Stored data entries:
· · · · ·
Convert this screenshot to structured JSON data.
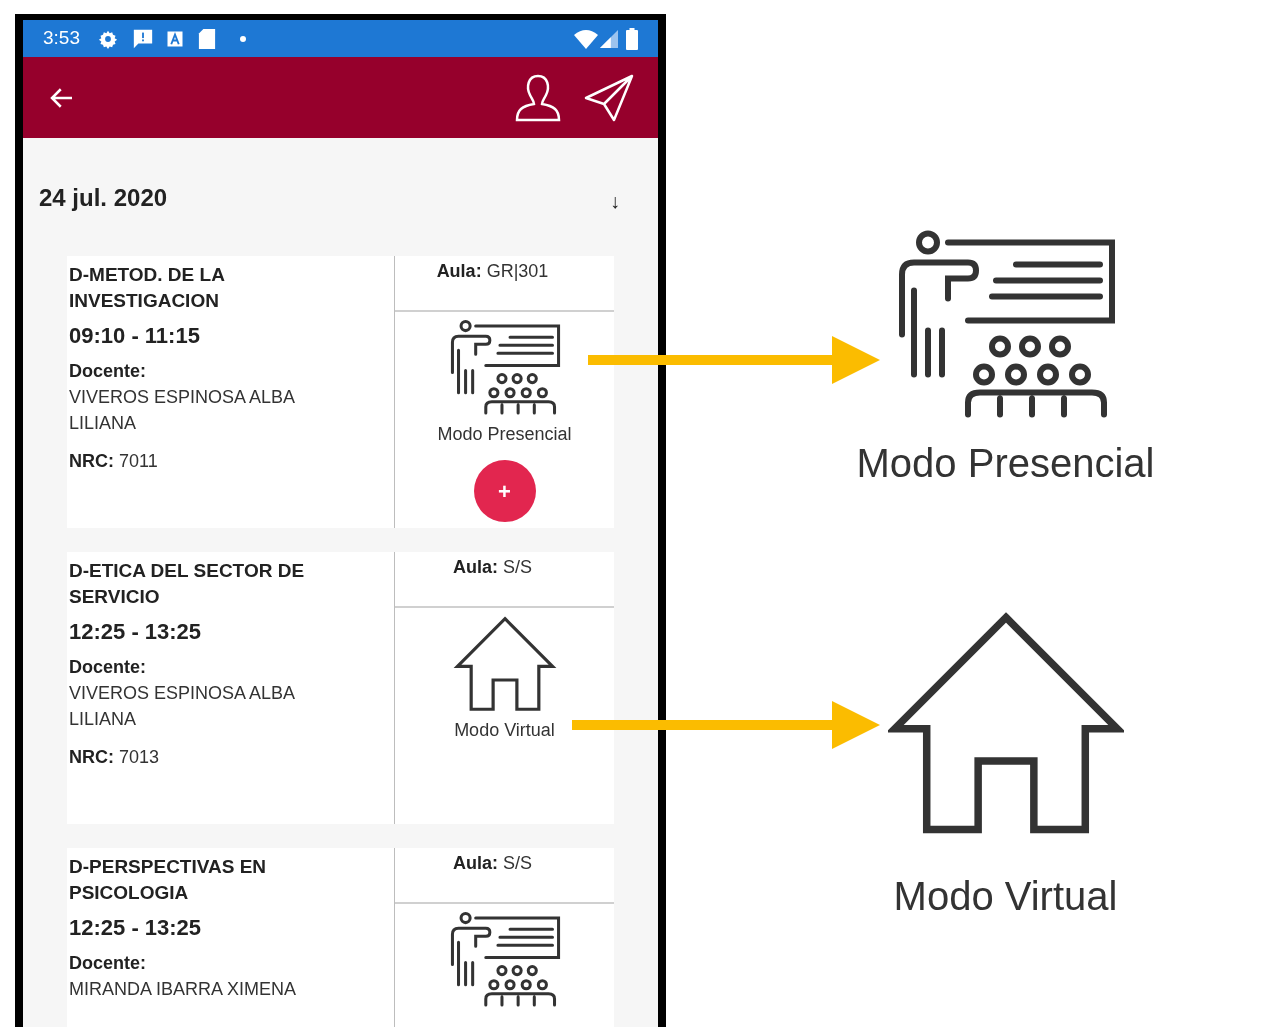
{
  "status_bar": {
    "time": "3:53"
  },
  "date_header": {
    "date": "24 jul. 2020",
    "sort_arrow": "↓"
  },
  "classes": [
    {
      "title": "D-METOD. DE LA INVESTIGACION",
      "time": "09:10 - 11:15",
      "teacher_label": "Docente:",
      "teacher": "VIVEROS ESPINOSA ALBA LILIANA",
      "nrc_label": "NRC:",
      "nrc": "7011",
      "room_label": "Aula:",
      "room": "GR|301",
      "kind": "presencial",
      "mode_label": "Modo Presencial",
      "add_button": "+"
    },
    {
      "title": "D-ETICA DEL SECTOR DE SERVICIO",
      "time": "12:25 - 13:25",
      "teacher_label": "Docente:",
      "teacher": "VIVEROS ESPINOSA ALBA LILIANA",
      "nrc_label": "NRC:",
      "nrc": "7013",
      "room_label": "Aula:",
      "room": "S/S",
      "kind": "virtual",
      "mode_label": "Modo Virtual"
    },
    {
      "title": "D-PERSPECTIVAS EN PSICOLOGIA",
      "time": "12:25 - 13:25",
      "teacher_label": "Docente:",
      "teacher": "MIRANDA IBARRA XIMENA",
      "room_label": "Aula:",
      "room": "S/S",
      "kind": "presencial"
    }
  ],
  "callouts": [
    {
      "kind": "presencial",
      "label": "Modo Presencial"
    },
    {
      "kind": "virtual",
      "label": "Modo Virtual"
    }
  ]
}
· · · · ·
◆ What you will do
Quote every record above exactly, omitting any pictures they contain.

◆ Solution to the problem
Convert this screenshot to structured JSON data.
{
  "status_bar": {
    "time": "3:53"
  },
  "date_header": {
    "date": "24 jul. 2020",
    "sort_arrow": "↓"
  },
  "classes": [
    {
      "title": "D-METOD. DE LA INVESTIGACION",
      "time": "09:10 - 11:15",
      "teacher_label": "Docente:",
      "teacher": "VIVEROS ESPINOSA ALBA LILIANA",
      "nrc_label": "NRC:",
      "nrc": "7011",
      "room_label": "Aula:",
      "room": "GR|301",
      "kind": "presencial",
      "mode_label": "Modo Presencial",
      "add_button": "+"
    },
    {
      "title": "D-ETICA DEL SECTOR DE SERVICIO",
      "time": "12:25 - 13:25",
      "teacher_label": "Docente:",
      "teacher": "VIVEROS ESPINOSA ALBA LILIANA",
      "nrc_label": "NRC:",
      "nrc": "7013",
      "room_label": "Aula:",
      "room": "S/S",
      "kind": "virtual",
      "mode_label": "Modo Virtual"
    },
    {
      "title": "D-PERSPECTIVAS EN PSICOLOGIA",
      "time": "12:25 - 13:25",
      "teacher_label": "Docente:",
      "teacher": "MIRANDA IBARRA XIMENA",
      "room_label": "Aula:",
      "room": "S/S",
      "kind": "presencial"
    }
  ],
  "callouts": [
    {
      "kind": "presencial",
      "label": "Modo Presencial"
    },
    {
      "kind": "virtual",
      "label": "Modo Virtual"
    }
  ]
}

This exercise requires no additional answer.